**Activity list:**
1. In the coursework story, which GCSE subject was the narrator willing to give up as "the collateral in this love story"?
2. In the coursework story, list each step of the narrator's plan for dealing with the unfinished coursework.
3. Pick up the coursework story after its final sentence and keep it going.

It was then that something clicked and in a moment of genius that I decided there was only one thing to be done. I decided then and there that I was just not going to finish my coursework. I would leave out the whole middle section, the one I had been procrastinating about, which equated to about half of it, tear it out of my booklet, hide all evidence that it even existed and just submit my work as normal. The teacher would assume it had fallen out and got lost….

Silence, as my friend looked at me in shock as if I had just suggested the most ludicrous idea comprehensible, which I suppose to a smart and sensible girl who actually valued her exam results it probably was. And then a moment later, “Don’t be an idiot Katy”. But if there’s one thing that anyone who is close to me knows, it’s that I am stubborn as hell. And once I have decided that there is something that I want, nothing is stopping me. And tonight, on this summer evening in London, all I wanted was one thing. And that was to go out with my friends and see the boy who I was crushing so hard on. And if my Biology GCSE had to be the collateral in this love story then that is how it was going to be. My friend looked at me incredulously. “Well” she said. “I know what you’re like. And you’ve probably already decided that is what you’re going to do so I guess there’s no point in me telling you that I think that it’s a terrible idea is there?”. “No point” I said with a smile. And that was it. Off we went and the next day, in went my coursework, my teacher probably with the same incredulous look on her face when she opened it up to see actual chunks of it missing.

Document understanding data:
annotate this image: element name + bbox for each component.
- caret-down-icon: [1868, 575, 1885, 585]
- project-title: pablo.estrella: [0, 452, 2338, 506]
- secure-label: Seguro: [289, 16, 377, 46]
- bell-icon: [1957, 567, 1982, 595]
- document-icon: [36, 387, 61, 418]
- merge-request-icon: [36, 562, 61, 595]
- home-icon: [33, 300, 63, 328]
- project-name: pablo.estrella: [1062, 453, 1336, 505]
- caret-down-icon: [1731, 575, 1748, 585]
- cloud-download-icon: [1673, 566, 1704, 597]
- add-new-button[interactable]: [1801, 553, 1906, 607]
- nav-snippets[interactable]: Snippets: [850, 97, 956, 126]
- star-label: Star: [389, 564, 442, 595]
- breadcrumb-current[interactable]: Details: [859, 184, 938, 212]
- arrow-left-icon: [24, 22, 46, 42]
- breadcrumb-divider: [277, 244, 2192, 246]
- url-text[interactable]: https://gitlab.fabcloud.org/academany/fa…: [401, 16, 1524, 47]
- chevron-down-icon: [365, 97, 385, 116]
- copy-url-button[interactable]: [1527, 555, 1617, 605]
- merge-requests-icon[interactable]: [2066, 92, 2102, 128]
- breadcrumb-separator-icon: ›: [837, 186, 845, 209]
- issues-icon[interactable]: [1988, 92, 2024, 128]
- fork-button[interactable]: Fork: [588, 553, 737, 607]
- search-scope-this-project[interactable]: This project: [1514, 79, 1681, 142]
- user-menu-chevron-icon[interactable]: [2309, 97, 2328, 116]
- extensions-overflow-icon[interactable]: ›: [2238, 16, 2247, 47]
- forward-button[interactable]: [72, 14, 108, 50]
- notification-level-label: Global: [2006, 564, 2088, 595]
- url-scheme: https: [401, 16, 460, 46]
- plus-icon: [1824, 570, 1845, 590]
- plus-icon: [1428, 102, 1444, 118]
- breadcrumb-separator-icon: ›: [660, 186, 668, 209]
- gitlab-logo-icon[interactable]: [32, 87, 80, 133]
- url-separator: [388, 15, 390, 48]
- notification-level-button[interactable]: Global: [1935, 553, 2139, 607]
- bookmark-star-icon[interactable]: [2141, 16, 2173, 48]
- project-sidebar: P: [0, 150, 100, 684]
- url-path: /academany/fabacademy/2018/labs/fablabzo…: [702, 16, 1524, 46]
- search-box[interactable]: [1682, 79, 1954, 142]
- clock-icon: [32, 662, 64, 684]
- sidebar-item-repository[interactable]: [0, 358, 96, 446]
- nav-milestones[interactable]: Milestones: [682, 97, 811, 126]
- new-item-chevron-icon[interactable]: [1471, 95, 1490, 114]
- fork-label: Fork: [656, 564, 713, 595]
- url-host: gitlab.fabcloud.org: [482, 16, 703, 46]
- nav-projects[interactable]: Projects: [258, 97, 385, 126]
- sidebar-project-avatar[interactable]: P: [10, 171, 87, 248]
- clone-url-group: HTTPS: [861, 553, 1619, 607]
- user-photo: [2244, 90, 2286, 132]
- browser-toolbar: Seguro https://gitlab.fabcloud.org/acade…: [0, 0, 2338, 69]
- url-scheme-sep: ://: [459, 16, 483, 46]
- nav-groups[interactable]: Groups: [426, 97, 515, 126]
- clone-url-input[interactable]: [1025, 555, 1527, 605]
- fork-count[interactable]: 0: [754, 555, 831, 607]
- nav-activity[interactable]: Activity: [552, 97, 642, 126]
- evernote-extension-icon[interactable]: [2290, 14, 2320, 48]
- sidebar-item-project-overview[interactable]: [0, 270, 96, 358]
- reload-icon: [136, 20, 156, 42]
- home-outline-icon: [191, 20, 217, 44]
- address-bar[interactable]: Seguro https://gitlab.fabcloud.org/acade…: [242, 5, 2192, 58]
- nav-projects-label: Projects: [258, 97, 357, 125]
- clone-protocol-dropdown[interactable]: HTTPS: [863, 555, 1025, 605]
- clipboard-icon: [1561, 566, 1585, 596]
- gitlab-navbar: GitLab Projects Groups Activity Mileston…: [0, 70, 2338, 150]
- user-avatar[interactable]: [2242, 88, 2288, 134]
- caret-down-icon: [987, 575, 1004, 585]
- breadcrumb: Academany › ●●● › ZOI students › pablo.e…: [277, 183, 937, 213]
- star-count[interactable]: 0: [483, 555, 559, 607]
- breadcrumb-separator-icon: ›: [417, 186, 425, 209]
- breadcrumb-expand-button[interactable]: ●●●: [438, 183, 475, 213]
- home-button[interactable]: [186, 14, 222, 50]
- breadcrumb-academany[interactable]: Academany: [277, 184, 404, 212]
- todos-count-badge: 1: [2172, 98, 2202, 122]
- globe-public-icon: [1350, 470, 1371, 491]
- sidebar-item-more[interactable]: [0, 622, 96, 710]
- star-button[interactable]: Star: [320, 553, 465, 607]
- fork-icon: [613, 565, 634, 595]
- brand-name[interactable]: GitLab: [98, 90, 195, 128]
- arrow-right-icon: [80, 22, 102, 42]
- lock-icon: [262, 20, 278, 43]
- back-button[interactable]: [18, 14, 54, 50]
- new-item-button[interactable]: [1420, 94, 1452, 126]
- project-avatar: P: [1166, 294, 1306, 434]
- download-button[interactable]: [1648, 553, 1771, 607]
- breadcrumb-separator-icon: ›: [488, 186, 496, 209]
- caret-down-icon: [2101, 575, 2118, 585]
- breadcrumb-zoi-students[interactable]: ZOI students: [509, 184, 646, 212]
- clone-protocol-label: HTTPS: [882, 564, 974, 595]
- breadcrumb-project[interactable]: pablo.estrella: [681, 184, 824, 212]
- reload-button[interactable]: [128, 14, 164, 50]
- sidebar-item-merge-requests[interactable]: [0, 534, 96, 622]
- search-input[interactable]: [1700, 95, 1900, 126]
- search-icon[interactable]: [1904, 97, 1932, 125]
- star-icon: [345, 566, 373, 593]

**Answers below:**
1. Biology

2.
- Leave out the whole middle section
- Tear it out of the booklet
- Hide all evidence that it existed
- Submit the work as normal

3.
We went to the party and had what felt like the night of our lives. At the time it felt like the best decision I had ever made, but as summer drew to a close, and results day loomed, I was mildly concerned about dealing with the fallout from my all consuming crush and corresponding life decisions, but at 15, there is really not a great deal that can compete with your hormones even with all of the will in the world. Predictably, I failed my Biology GCSE and along with it, gained the title of the only student to receive a D grade in any subject in my whole year group at school — quite the achievement!

Many years later when I toyed with the idea of training to be a vet nurse, I was quickly reminded that I would have to re-do my Biology GCSE in order to enrol on the training programme and I felt some mild regret about my flippant decision all those years ago. But that was short lived, because now, I genuinely believe that regret is pointless. We do what we do, when we do it because it feels right at the time. And at the time, all those years ago, prioritising my crush felt right and when it comes to love these days, I try my best to keep following my heart without worrying too much. And at the very least it’s good to remember that without the risk, there would be no story. So feel all the feelings, indulge in all the daydreams and keep romance alive because life goes by in a flash. I’d still always choose a bit of romance over a Biology GCSE any day of the week!